INSTRUCTIONS FOR THE TASK
From the entries below, gather every line containing the string "structured".

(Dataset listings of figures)
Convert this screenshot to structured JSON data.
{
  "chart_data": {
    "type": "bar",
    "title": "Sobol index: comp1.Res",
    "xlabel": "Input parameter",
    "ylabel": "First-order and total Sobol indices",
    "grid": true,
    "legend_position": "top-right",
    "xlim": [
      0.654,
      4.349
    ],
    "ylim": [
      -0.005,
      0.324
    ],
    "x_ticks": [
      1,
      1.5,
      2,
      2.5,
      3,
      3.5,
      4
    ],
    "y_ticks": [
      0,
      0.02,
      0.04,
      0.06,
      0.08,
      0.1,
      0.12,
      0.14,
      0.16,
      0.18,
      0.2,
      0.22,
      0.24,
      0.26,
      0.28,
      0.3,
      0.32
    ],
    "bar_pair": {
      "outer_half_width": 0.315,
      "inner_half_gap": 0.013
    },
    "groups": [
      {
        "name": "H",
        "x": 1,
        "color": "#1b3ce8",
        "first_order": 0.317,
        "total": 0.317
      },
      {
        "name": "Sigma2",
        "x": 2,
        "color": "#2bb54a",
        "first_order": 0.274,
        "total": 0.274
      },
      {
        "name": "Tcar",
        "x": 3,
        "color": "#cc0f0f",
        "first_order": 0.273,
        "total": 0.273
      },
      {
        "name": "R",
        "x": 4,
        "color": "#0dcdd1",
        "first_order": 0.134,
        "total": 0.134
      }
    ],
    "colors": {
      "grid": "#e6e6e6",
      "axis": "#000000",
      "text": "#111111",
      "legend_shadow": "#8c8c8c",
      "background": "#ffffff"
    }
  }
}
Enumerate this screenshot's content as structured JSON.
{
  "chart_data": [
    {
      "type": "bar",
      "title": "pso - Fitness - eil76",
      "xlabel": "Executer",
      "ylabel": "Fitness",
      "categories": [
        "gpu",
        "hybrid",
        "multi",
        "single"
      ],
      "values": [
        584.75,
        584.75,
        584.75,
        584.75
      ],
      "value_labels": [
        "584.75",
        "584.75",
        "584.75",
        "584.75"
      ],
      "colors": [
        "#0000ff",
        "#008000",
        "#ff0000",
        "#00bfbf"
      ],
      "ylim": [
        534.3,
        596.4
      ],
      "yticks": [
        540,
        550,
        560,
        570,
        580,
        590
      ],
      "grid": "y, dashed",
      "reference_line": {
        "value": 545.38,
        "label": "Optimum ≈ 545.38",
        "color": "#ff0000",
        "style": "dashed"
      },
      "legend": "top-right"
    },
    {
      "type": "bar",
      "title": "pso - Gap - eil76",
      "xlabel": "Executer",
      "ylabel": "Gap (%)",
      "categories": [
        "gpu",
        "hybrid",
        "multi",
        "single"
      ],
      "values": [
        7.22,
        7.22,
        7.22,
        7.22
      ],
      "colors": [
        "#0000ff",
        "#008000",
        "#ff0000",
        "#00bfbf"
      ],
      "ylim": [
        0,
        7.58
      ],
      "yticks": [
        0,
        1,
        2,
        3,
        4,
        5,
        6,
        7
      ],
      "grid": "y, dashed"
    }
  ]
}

SOLUTION TO THIS EXERCISE
Convert this screenshot to structured JSON data.
Enumerate this screenshot's content as structured JSON.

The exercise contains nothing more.